--- BEGIN INFORMATION PROVIDED ---
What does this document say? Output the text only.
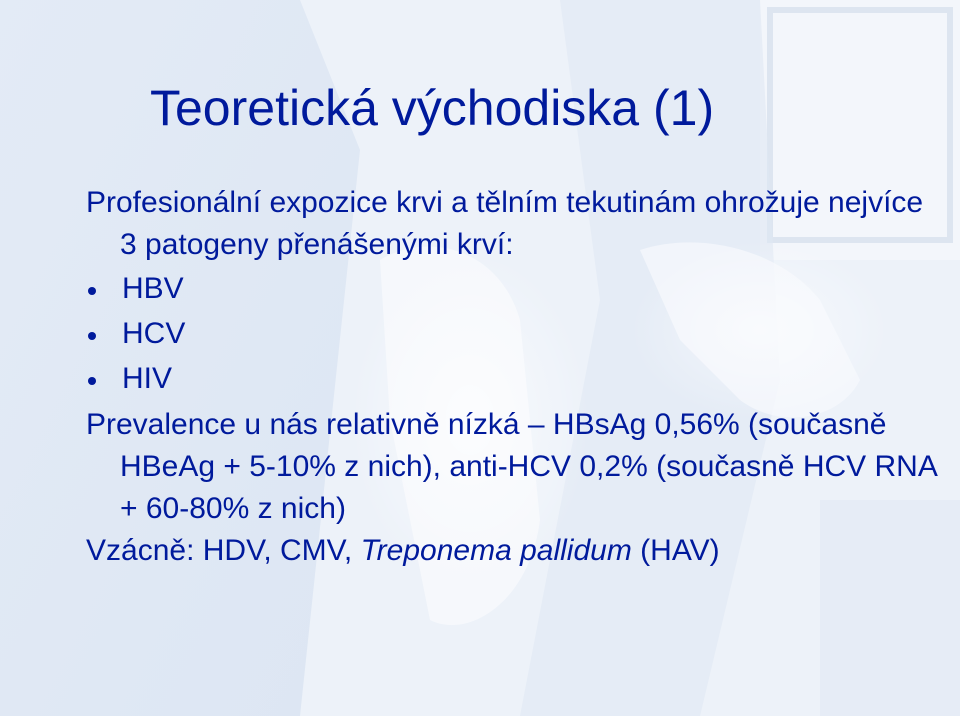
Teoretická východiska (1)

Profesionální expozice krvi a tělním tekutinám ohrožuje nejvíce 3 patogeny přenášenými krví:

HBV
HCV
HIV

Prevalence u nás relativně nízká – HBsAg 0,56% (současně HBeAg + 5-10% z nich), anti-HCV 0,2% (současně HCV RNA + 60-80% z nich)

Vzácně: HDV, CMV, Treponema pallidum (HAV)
--- END INFORMATION PROVIDED ---
- _GOAL OF THE EXERCISE_
The entries above are to be returned exactly, without their pictures.

- _TASK SOLUTION_
What does this document say? Output the text only.
Teoretická východiska (1)

Profesionální expozice krvi a tělním tekutinám ohrožuje nejvíce 3 patogeny přenášenými krví:

HBV
HCV
HIV

Prevalence u nás relativně nízká – HBsAg 0,56% (současně HBeAg + 5-10% z nich), anti-HCV 0,2% (současně HCV RNA + 60-80% z nich)

Vzácně: HDV, CMV, Treponema pallidum (HAV)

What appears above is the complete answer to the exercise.